Stored records:
········
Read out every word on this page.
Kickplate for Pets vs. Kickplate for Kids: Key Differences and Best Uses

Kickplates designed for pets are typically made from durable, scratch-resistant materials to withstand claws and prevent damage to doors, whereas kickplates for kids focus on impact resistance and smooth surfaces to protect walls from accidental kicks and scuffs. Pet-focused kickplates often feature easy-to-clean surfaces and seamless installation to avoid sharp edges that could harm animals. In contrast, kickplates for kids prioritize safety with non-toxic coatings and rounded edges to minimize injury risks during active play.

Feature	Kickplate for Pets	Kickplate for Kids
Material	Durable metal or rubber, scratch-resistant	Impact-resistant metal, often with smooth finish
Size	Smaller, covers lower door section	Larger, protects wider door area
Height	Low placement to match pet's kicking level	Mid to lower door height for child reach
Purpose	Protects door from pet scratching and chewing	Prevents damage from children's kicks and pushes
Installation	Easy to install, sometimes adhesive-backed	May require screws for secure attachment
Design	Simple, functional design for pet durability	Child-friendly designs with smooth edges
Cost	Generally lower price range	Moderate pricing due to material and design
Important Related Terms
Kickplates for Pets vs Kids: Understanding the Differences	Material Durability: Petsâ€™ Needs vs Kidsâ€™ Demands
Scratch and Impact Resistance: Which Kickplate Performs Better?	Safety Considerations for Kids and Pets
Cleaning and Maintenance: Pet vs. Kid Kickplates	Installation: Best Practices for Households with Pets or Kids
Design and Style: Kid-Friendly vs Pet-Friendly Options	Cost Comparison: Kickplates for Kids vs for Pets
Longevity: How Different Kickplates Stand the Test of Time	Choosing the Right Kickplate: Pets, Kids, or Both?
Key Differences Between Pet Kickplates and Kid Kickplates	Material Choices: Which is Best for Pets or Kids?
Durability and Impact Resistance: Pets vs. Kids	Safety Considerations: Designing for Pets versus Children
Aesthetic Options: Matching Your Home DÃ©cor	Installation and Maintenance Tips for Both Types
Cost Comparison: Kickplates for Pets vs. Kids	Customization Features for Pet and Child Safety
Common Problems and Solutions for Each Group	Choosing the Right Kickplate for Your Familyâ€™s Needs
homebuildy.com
········
Which lines in the data above contain "Considerations"? Show each one.

Scratch and Impact Resistance: Which Kickplate Performs Better?	Safety Considerations for Kids and Pets
Durability and Impact Resistance: Pets vs. Kids	Safety Considerations: Designing for Pets versus Children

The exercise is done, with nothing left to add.